**Required work**
Collect all the lines that mention the word "蒸压粉煤灰普通砖".

**Supplied material**
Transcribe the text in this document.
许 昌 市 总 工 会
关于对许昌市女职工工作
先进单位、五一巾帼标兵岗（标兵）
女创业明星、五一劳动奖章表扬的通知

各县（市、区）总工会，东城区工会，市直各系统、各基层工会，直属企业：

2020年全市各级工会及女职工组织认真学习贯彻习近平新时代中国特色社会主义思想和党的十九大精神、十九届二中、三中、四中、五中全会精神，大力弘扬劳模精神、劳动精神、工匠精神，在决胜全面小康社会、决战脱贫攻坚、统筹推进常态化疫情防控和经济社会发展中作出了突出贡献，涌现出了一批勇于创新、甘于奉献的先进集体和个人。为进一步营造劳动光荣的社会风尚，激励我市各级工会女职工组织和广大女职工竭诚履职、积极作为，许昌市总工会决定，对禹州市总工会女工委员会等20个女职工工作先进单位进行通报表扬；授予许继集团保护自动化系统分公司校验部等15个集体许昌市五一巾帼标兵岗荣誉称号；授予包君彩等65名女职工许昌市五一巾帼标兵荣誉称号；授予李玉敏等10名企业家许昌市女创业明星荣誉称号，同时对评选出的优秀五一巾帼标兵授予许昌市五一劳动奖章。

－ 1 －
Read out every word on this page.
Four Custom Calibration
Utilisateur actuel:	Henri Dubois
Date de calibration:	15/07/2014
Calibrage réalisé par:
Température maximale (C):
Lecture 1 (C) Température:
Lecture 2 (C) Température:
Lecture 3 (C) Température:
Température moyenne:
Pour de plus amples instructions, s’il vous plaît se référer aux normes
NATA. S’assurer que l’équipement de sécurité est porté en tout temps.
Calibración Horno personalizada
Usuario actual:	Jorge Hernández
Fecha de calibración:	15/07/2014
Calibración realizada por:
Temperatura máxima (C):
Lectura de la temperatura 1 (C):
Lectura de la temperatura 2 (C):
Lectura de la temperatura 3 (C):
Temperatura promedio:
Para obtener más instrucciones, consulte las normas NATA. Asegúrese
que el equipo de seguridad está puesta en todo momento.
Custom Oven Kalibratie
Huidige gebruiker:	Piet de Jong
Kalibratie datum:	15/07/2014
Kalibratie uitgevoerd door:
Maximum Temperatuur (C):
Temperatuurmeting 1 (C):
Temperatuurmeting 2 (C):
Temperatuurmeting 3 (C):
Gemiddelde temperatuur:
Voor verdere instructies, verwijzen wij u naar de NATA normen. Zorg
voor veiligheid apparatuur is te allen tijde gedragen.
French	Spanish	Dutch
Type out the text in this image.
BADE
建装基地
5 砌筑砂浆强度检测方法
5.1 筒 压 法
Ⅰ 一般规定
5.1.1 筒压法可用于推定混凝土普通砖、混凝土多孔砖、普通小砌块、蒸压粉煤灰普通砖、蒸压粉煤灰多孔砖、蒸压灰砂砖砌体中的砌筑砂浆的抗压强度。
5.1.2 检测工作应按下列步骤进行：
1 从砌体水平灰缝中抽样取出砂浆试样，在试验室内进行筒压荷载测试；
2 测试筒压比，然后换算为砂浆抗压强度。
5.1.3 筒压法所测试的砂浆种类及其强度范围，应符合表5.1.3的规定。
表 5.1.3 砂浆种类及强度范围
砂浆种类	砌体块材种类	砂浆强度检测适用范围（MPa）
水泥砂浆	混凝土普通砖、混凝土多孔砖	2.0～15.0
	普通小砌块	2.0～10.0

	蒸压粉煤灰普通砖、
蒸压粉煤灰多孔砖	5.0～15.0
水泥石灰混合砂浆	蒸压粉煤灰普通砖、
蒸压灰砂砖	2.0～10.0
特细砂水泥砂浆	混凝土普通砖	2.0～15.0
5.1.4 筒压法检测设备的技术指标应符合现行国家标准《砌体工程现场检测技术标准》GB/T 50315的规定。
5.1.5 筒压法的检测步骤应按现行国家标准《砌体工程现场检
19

**Written answer**
5.1.1 筒压法可用于推定混凝土普通砖、混凝土多孔砖、普通小砌块、蒸压粉煤灰普通砖、蒸压粉煤灰多孔砖、蒸压灰砂砖砌体中的砌筑砂浆的抗压强度。
	蒸压粉煤灰普通砖、
水泥石灰混合砂浆	蒸压粉煤灰普通砖、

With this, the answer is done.